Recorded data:
** Start **
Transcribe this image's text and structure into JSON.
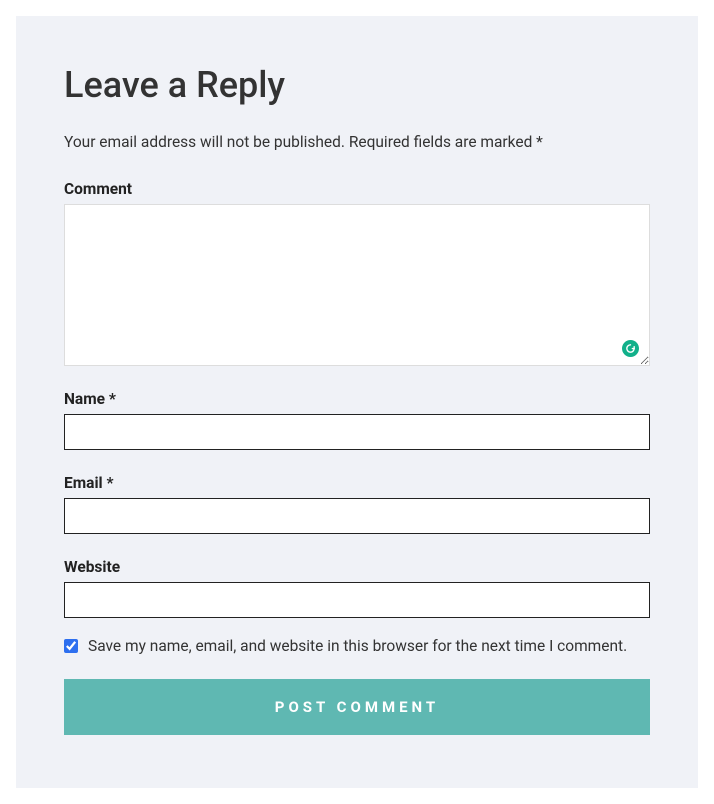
{
  "form": {
    "title": "Leave a Reply",
    "note": "Your email address will not be published. Required fields are marked *",
    "comment": {
      "label": "Comment",
      "value": ""
    },
    "name": {
      "label": "Name *",
      "value": ""
    },
    "email": {
      "label": "Email *",
      "value": ""
    },
    "website": {
      "label": "Website",
      "value": ""
    },
    "consent": {
      "checked": true,
      "label": "Save my name, email, and website in this browser for the next time I comment."
    },
    "submit_label": "Post Comment"
  },
  "colors": {
    "panel_bg": "#f0f2f7",
    "accent": "#5fb8b2",
    "checkbox_accent": "#2d6fef",
    "grammarly": "#11b08a"
  }
}
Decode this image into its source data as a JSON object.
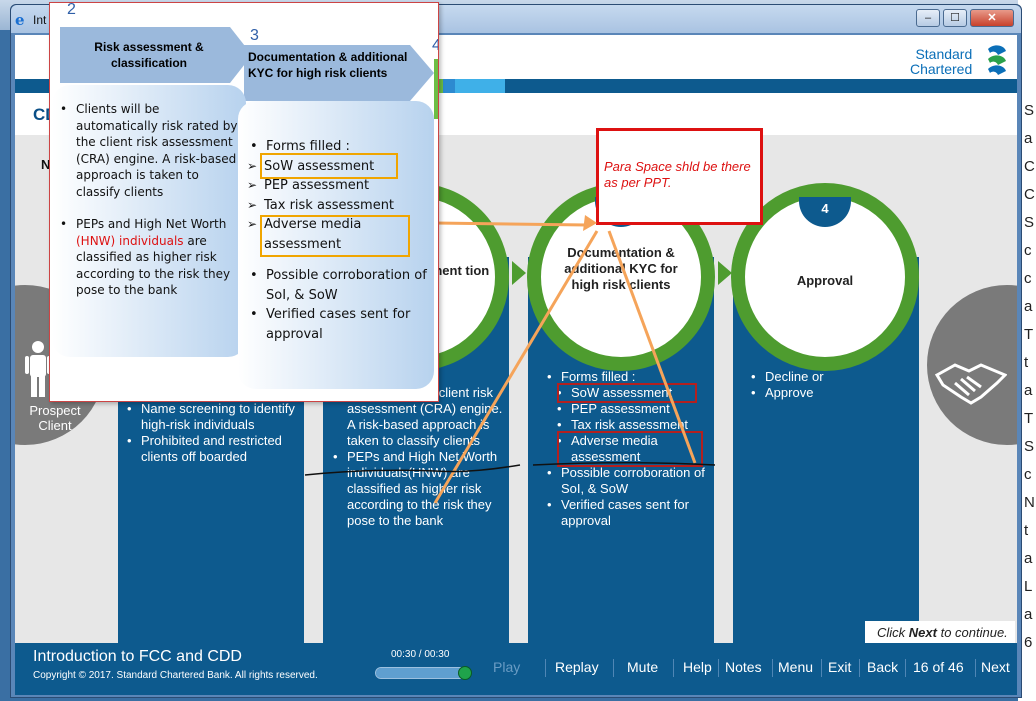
{
  "window": {
    "title": "Int",
    "minimize": "–",
    "maximize": "☐",
    "close": "✕"
  },
  "background_right_text": [
    "S",
    "a",
    "C",
    "C",
    "S",
    "c",
    "c",
    "a",
    "T",
    "t",
    "a",
    "T",
    "S",
    "c",
    "N",
    "t",
    "a",
    "L",
    "a",
    "6"
  ],
  "slide": {
    "logo_line1": "Standard",
    "logo_line2": "Chartered",
    "heading": "CD",
    "sub_heading": "N",
    "prospect_label": "Prospect Client",
    "columns": [
      {
        "items": [
          "Name screening to identify high-risk individuals",
          "Prohibited and restricted clients off boarded"
        ]
      },
      {
        "ring_title": "ment tion",
        "items": [
          "isk rated by the client risk assessment (CRA) engine. A risk-based approach is taken to classify clients",
          "PEPs and High Net Worth individuals(HNW) are classified as higher risk according to the risk they pose to the bank"
        ]
      },
      {
        "number": "3",
        "ring_title": "Documentation & additional KYC for high risk clients",
        "forms_label": "Forms filled :",
        "forms": [
          "SoW assessment",
          "PEP assessment",
          "Tax risk assessment",
          "Adverse media assessment"
        ],
        "items": [
          "Possible corroboration of SoI, & SoW",
          "Verified cases sent for approval"
        ]
      },
      {
        "number": "4",
        "ring_title": "Approval",
        "items": [
          "Decline or",
          "Approve"
        ]
      }
    ],
    "annotation": "Para Space shld be there as per PPT.",
    "click_next_pre": "Click ",
    "click_next_bold": "Next",
    "click_next_post": " to continue.",
    "colors": {
      "navy": "#0d5a8e",
      "green": "#4e9c2f",
      "annotation_red": "#dd1111",
      "arrow_orange": "#f5a45a"
    }
  },
  "player": {
    "course_title": "Introduction to FCC and CDD",
    "copyright": "Copyright © 2017. Standard Chartered Bank. All rights reserved.",
    "time": "00:30 / 00:30",
    "progress": 1.0,
    "buttons": {
      "play": "Play",
      "replay": "Replay",
      "mute": "Mute",
      "help": "Help",
      "notes": "Notes",
      "menu": "Menu",
      "exit": "Exit",
      "back": "Back",
      "next": "Next"
    },
    "page_count": "16 of 46"
  },
  "overlay": {
    "step2_num": "2",
    "step2_title": "Risk assessment & classification",
    "step3_num": "3",
    "step3_title": "Documentation & additional KYC for high risk clients",
    "step4_num": "4",
    "left_bullet1": "Clients will be automatically risk rated by the client risk assessment (CRA) engine. A risk-based approach is taken to classify clients",
    "left_bullet2_pre": "PEPs and High Net Worth ",
    "left_bullet2_red": "(HNW) individuals",
    "left_bullet2_post": " are classified as higher risk according to the risk they pose to the bank",
    "forms_label": "Forms filled :",
    "forms": [
      "SoW assessment",
      "PEP assessment",
      "Tax risk assessment",
      "Adverse media assessment"
    ],
    "right_items": [
      "Possible corroboration of SoI, & SoW",
      "Verified cases sent for approval"
    ]
  }
}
** End **
TASK DESCRIPTION: The records above need to be given again exactly. Omit the pictures.

TASK ANSWER:
Transcribe this image's text and structure into JSON.
{
  "form": {
    "title": "Leave a Reply",
    "note": "Your email address will not be published. Required fields are marked *",
    "comment": {
      "label": "Comment",
      "value": ""
    },
    "name": {
      "label": "Name *",
      "value": ""
    },
    "email": {
      "label": "Email *",
      "value": ""
    },
    "website": {
      "label": "Website",
      "value": ""
    },
    "consent": {
      "checked": true,
      "label": "Save my name, email, and website in this browser for the next time I comment."
    },
    "submit_label": "Post Comment"
  },
  "colors": {
    "panel_bg": "#f0f2f7",
    "accent": "#5fb8b2",
    "checkbox_accent": "#2d6fef",
    "grammarly": "#11b08a"
  }
}
Decode this image into its source data as a JSON object.
{
  "window": {
    "title": "Int",
    "minimize": "–",
    "maximize": "☐",
    "close": "✕"
  },
  "background_right_text": [
    "S",
    "a",
    "C",
    "C",
    "S",
    "c",
    "c",
    "a",
    "T",
    "t",
    "a",
    "T",
    "S",
    "c",
    "N",
    "t",
    "a",
    "L",
    "a",
    "6"
  ],
  "slide": {
    "logo_line1": "Standard",
    "logo_line2": "Chartered",
    "heading": "CD",
    "sub_heading": "N",
    "prospect_label": "Prospect Client",
    "columns": [
      {
        "items": [
          "Name screening to identify high-risk individuals",
          "Prohibited and restricted clients off boarded"
        ]
      },
      {
        "ring_title": "ment tion",
        "items": [
          "isk rated by the client risk assessment (CRA) engine. A risk-based approach is taken to classify clients",
          "PEPs and High Net Worth individuals(HNW) are classified as higher risk according to the risk they pose to the bank"
        ]
      },
      {
        "number": "3",
        "ring_title": "Documentation & additional KYC for high risk clients",
        "forms_label": "Forms filled :",
        "forms": [
          "SoW assessment",
          "PEP assessment",
          "Tax risk assessment",
          "Adverse media assessment"
        ],
        "items": [
          "Possible corroboration of SoI, & SoW",
          "Verified cases sent for approval"
        ]
      },
      {
        "number": "4",
        "ring_title": "Approval",
        "items": [
          "Decline or",
          "Approve"
        ]
      }
    ],
    "annotation": "Para Space shld be there as per PPT.",
    "click_next_pre": "Click ",
    "click_next_bold": "Next",
    "click_next_post": " to continue.",
    "colors": {
      "navy": "#0d5a8e",
      "green": "#4e9c2f",
      "annotation_red": "#dd1111",
      "arrow_orange": "#f5a45a"
    }
  },
  "player": {
    "course_title": "Introduction to FCC and CDD",
    "copyright": "Copyright © 2017. Standard Chartered Bank. All rights reserved.",
    "time": "00:30 / 00:30",
    "progress": 1.0,
    "buttons": {
      "play": "Play",
      "replay": "Replay",
      "mute": "Mute",
      "help": "Help",
      "notes": "Notes",
      "menu": "Menu",
      "exit": "Exit",
      "back": "Back",
      "next": "Next"
    },
    "page_count": "16 of 46"
  },
  "overlay": {
    "step2_num": "2",
    "step2_title": "Risk assessment & classification",
    "step3_num": "3",
    "step3_title": "Documentation & additional KYC for high risk clients",
    "step4_num": "4",
    "left_bullet1": "Clients will be automatically risk rated by the client risk assessment (CRA) engine. A risk-based approach is taken to classify clients",
    "left_bullet2_pre": "PEPs and High Net Worth ",
    "left_bullet2_red": "(HNW) individuals",
    "left_bullet2_post": " are classified as higher risk according to the risk they pose to the bank",
    "forms_label": "Forms filled :",
    "forms": [
      "SoW assessment",
      "PEP assessment",
      "Tax risk assessment",
      "Adverse media assessment"
    ],
    "right_items": [
      "Possible corroboration of SoI, & SoW",
      "Verified cases sent for approval"
    ]
  }
}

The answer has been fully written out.